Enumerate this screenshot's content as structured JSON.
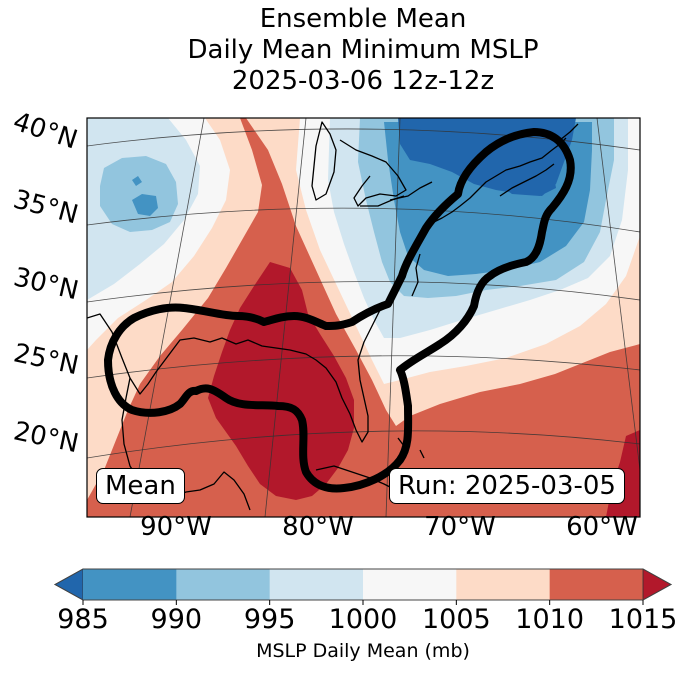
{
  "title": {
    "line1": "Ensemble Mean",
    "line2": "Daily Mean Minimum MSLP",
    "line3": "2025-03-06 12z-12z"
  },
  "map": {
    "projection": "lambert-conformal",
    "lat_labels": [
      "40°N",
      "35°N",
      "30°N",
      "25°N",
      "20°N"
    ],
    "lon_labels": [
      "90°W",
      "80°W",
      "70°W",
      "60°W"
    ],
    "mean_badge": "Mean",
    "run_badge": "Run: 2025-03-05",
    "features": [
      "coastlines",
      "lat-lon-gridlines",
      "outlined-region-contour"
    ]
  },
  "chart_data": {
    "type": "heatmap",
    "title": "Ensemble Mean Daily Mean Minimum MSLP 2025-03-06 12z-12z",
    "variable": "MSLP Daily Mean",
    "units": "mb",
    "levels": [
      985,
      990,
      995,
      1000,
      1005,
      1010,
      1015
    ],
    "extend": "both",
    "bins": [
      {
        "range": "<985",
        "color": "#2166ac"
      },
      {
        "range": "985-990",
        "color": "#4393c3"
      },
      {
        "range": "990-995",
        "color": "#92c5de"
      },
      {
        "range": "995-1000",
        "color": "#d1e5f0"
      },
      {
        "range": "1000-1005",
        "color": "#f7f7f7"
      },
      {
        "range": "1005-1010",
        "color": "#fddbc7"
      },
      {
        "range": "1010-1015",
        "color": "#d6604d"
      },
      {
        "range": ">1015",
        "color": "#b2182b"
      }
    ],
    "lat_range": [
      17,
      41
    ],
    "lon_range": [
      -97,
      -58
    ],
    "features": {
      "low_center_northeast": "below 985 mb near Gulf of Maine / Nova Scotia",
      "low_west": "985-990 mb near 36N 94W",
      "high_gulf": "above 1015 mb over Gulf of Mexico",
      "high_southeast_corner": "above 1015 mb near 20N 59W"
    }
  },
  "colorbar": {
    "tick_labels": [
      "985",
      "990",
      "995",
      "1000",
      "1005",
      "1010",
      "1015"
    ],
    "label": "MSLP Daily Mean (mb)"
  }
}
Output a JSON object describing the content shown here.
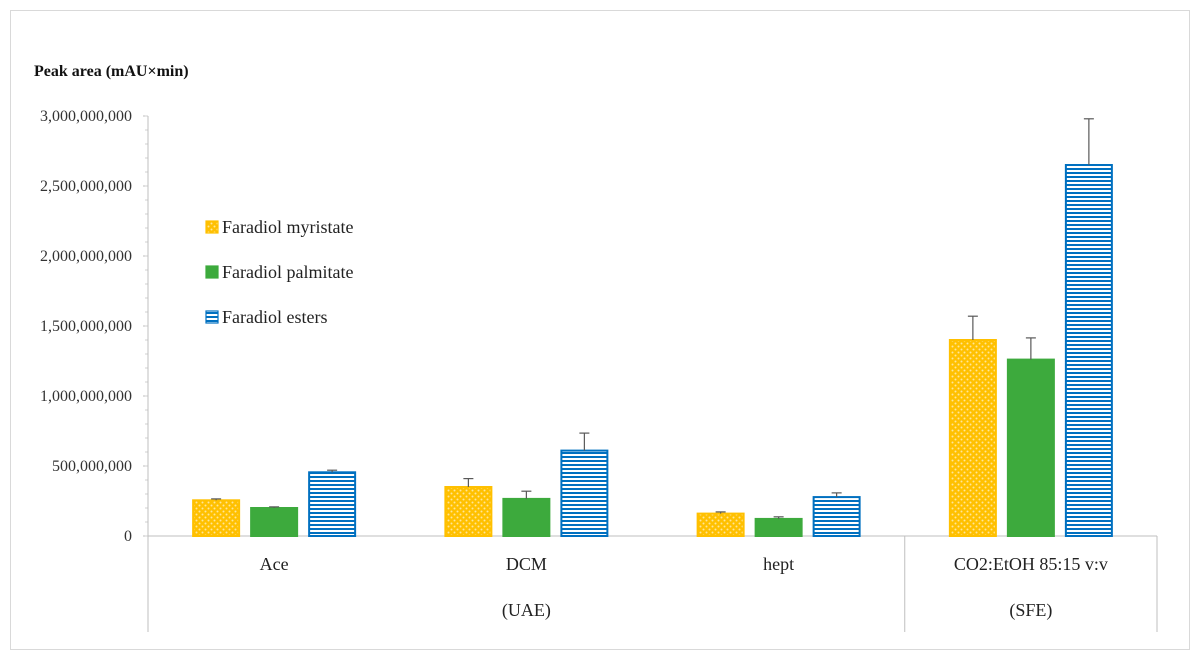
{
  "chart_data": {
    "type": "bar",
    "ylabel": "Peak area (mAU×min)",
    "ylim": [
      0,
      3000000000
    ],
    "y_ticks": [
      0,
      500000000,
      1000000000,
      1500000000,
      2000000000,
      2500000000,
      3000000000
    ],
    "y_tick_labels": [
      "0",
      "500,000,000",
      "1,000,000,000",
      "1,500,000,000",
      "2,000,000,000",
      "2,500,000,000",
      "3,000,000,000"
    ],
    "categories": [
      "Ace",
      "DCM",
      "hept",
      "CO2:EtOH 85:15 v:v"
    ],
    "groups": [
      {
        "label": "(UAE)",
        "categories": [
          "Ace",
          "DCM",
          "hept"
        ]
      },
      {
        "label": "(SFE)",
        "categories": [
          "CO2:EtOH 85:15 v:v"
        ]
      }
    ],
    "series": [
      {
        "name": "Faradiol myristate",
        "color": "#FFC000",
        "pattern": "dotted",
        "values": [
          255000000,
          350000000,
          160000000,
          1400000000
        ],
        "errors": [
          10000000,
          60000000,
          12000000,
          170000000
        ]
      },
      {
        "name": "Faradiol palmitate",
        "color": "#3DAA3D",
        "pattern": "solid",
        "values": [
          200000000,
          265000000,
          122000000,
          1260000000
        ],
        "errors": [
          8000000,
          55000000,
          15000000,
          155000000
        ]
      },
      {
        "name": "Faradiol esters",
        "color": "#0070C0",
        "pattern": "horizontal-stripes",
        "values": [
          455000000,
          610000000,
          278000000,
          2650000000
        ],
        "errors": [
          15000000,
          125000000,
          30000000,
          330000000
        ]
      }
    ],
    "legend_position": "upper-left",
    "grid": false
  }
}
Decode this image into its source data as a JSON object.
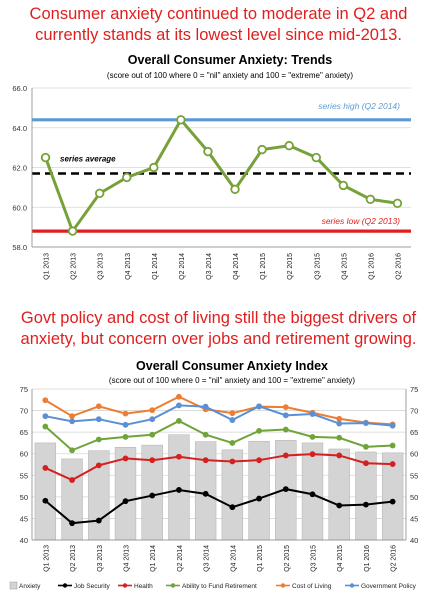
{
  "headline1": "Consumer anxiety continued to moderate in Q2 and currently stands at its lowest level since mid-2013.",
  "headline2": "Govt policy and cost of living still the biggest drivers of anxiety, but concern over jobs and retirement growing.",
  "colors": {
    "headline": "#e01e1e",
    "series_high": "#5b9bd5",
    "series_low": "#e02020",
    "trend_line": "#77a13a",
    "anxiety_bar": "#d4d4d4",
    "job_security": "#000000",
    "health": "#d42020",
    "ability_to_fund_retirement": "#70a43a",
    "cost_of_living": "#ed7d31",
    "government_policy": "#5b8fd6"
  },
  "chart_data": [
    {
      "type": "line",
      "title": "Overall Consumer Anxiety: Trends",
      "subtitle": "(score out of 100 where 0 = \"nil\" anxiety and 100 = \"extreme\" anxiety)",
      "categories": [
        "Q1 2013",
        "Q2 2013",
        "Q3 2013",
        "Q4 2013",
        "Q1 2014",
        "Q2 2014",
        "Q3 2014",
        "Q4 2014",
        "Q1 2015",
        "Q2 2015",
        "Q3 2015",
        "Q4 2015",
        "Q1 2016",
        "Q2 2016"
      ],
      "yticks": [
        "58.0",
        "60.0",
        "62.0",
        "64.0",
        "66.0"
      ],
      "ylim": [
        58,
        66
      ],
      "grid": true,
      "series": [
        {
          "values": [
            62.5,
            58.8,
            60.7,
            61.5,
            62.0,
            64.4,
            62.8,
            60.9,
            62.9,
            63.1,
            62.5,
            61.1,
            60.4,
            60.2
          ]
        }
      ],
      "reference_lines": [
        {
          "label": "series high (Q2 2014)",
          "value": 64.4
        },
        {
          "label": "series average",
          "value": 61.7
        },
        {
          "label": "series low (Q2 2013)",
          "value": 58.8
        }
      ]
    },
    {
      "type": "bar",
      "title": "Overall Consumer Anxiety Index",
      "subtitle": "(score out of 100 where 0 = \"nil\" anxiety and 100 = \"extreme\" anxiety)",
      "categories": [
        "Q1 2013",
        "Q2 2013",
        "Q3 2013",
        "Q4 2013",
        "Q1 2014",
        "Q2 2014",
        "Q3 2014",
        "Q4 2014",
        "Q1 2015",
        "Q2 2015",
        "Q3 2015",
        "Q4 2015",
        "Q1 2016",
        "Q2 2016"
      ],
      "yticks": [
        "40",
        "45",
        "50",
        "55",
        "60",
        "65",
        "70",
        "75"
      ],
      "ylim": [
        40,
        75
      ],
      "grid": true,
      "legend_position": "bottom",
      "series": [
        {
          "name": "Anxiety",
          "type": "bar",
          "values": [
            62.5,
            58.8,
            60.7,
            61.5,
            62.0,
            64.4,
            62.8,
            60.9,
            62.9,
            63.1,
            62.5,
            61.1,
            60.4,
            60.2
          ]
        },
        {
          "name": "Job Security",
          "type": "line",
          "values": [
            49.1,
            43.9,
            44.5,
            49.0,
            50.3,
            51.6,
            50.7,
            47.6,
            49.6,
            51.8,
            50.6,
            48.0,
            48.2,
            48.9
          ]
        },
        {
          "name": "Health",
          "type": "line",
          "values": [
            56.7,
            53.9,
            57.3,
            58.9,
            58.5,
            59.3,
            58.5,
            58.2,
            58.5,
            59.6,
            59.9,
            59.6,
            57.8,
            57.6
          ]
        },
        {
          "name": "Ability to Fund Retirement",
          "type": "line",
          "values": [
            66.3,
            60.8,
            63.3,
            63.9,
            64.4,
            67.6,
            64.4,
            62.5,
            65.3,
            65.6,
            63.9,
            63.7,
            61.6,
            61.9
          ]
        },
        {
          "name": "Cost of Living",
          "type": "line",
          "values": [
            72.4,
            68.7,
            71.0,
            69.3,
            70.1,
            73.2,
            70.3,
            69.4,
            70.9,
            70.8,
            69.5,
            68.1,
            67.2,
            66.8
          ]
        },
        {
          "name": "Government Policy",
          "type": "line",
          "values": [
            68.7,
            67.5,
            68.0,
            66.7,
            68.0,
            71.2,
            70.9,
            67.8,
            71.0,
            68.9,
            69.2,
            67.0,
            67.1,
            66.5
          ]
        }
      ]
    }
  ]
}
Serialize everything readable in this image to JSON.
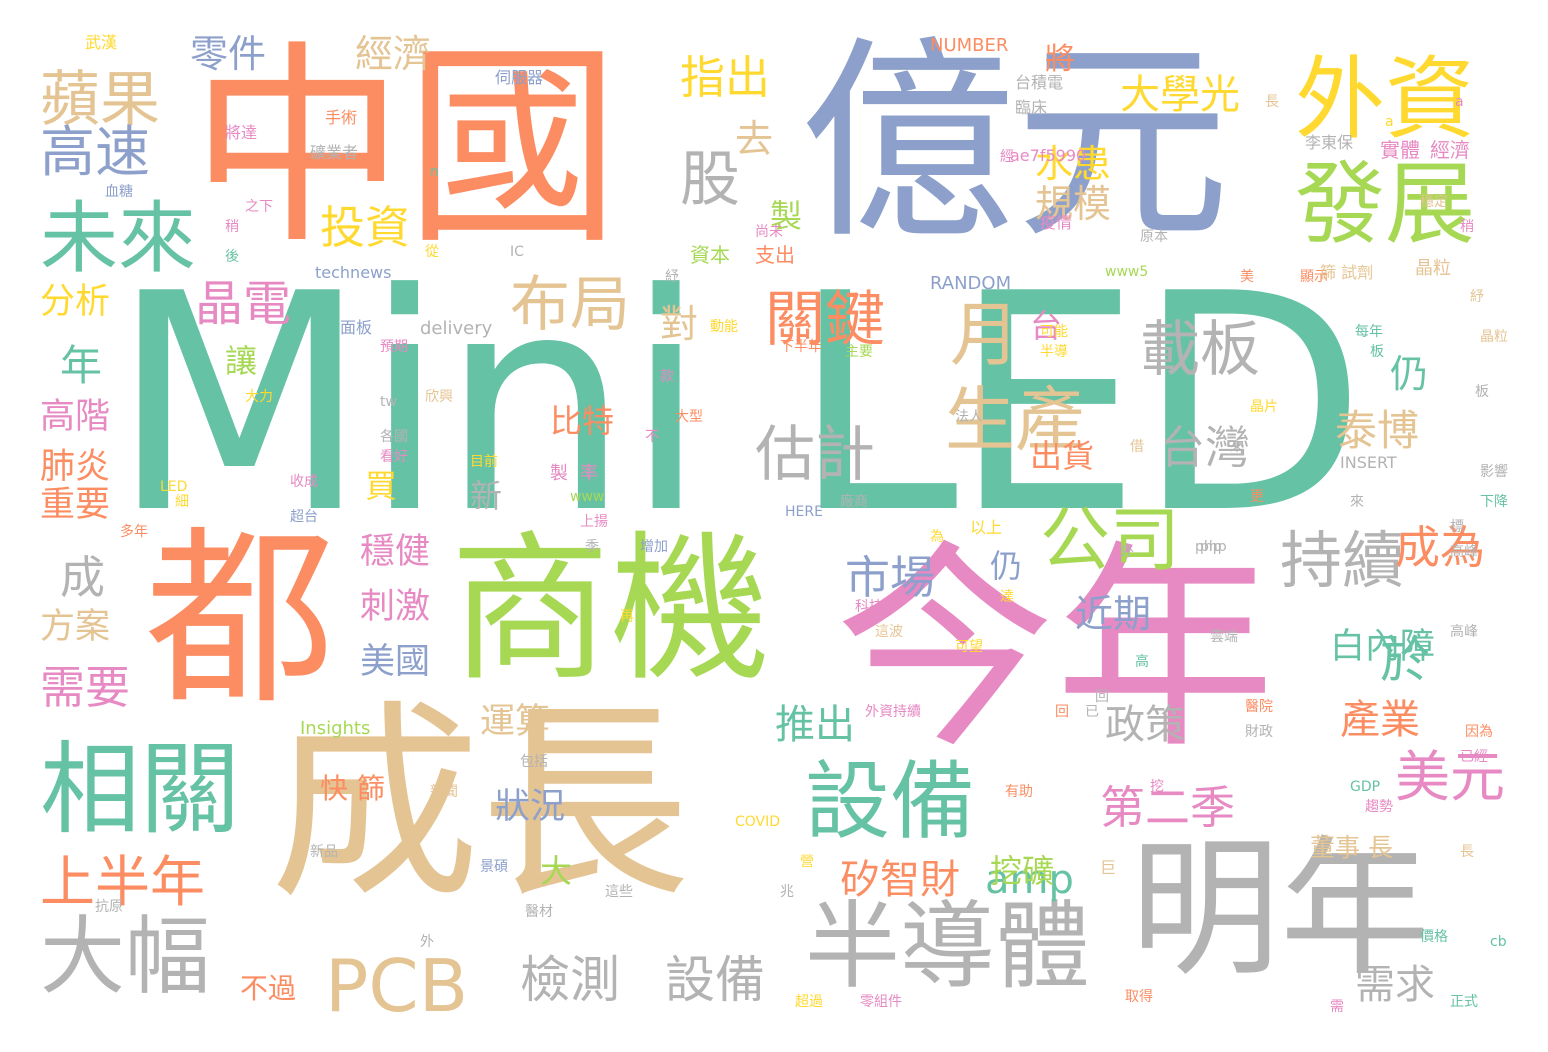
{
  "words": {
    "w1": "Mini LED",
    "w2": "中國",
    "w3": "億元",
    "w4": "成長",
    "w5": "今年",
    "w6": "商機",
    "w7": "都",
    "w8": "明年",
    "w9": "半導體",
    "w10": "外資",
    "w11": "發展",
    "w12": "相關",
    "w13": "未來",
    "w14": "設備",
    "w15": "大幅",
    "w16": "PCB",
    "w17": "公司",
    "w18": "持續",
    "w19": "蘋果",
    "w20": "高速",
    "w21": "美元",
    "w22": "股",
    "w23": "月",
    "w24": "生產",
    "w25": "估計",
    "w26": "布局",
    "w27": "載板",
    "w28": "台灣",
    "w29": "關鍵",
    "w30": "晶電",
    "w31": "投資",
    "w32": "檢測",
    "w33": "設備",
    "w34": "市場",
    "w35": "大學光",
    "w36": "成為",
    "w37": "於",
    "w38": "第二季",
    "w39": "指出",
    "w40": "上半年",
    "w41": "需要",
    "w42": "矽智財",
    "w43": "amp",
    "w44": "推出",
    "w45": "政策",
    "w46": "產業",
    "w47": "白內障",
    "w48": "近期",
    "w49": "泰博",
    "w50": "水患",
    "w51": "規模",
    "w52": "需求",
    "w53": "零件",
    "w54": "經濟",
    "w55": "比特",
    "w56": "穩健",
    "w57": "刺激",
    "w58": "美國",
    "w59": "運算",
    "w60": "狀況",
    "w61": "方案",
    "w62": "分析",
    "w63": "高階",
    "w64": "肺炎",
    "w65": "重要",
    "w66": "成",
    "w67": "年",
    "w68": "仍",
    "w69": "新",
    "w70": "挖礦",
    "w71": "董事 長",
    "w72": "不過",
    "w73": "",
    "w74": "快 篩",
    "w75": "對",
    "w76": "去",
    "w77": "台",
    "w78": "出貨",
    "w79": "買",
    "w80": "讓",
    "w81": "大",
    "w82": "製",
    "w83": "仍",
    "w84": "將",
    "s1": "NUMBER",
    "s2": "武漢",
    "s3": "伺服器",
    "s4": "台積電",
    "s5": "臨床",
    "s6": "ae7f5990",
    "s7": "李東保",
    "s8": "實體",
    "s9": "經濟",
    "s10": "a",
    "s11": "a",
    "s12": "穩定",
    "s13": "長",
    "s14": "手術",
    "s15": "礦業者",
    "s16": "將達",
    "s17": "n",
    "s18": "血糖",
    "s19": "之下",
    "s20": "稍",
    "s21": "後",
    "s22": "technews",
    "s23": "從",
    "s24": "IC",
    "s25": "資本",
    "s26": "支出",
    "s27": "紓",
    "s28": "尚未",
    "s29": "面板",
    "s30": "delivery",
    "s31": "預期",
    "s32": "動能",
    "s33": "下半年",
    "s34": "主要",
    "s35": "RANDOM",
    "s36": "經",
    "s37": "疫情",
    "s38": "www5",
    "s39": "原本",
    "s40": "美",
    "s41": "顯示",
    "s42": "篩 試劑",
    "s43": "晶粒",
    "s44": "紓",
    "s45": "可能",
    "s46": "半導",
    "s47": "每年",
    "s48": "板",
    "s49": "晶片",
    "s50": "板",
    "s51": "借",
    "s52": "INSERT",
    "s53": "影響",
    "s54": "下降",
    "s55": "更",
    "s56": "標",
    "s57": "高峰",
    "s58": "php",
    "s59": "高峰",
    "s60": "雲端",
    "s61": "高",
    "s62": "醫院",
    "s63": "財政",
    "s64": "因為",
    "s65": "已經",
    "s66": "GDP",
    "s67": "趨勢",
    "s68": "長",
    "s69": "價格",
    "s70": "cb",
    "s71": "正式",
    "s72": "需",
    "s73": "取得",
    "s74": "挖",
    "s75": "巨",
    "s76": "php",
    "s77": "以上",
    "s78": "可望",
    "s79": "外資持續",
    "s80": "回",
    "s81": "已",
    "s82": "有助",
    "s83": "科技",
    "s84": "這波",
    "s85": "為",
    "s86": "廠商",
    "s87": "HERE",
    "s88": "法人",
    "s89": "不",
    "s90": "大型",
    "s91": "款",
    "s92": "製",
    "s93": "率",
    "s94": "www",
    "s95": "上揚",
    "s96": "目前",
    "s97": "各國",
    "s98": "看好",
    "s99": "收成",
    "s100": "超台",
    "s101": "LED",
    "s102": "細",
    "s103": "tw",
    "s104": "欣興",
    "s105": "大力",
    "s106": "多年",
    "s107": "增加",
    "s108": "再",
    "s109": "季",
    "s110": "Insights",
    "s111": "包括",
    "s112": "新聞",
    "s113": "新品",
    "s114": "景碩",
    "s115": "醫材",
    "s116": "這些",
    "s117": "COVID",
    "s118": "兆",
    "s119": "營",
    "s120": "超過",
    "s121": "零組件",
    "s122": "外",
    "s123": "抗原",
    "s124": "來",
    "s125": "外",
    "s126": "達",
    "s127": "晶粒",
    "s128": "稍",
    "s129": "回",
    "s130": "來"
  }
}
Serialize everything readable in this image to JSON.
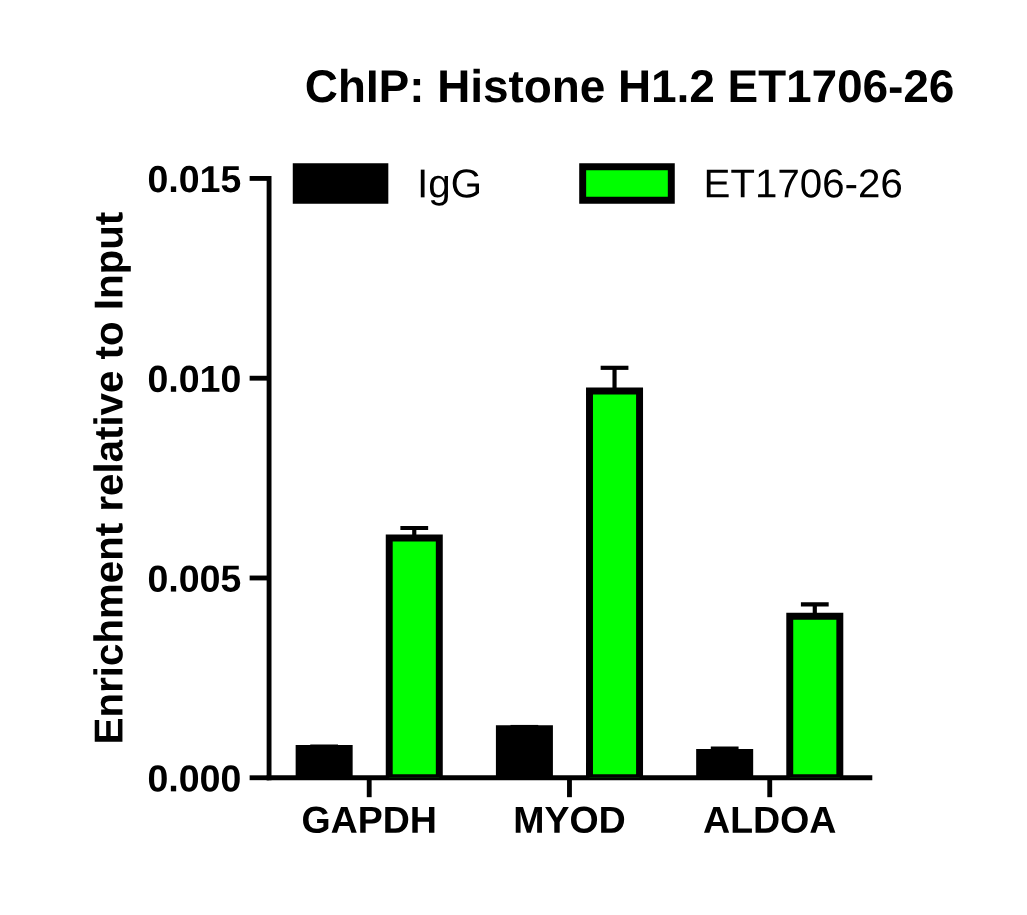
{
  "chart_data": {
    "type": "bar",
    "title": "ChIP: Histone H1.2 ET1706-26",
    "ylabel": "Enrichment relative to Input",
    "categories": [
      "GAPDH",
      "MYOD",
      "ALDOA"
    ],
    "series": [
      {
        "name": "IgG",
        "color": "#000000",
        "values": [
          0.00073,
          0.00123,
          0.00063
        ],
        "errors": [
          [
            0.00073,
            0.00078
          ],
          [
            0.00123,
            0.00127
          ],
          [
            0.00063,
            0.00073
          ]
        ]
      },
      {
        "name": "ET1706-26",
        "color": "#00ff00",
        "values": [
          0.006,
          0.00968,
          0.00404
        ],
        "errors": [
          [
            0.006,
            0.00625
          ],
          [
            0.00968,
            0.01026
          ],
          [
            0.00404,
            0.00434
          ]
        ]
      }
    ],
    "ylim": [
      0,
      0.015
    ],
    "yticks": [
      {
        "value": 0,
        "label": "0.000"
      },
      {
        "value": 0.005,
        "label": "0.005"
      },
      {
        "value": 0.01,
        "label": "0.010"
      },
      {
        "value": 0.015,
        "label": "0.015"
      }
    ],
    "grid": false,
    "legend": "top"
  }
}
===
- [DO THIS]: Read through the data and copy every line where "JSON" shows up.

- [TASK RESULT]:
Enumerate this screenshot's content as structured JSON.
Output a JSON object describing the content shown here.
Decode this image into its source data as a JSON object.
Serialize everything readable in this image to JSON.
Serialize everything readable in this image to JSON.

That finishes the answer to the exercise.